— begin Data provided —

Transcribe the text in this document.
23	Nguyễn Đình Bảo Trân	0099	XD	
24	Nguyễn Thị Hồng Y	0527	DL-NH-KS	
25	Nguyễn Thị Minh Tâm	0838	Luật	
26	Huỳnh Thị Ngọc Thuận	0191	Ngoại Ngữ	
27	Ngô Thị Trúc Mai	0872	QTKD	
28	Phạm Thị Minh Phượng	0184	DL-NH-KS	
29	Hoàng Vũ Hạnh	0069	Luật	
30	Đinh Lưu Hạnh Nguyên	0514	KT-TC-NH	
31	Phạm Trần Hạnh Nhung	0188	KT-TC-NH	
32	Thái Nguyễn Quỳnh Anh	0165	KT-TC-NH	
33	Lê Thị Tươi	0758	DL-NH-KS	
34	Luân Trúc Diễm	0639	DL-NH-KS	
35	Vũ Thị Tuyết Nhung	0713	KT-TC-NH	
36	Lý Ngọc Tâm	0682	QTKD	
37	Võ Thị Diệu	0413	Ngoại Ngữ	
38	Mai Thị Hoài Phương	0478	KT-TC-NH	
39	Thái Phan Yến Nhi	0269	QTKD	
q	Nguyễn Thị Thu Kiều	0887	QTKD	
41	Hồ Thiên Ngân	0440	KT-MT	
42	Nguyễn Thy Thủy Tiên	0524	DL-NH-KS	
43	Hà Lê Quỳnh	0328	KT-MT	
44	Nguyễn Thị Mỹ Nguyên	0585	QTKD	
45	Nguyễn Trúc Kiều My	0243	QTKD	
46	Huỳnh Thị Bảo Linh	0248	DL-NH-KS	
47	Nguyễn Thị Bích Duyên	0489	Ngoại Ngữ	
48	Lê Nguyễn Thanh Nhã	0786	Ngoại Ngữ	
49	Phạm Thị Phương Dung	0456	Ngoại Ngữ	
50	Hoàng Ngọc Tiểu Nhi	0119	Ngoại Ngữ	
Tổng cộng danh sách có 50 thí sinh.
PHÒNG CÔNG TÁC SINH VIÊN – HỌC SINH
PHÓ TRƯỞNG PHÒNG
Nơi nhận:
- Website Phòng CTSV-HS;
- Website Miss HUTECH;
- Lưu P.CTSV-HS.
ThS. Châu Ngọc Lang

— end Data provided —

* [Your goal] Copy every line of the listing containing the string "Luật".

* [Complete output]
25	Nguyễn Thị Minh Tâm	0838	Luật	
29	Hoàng Vũ Hạnh	0069	Luật	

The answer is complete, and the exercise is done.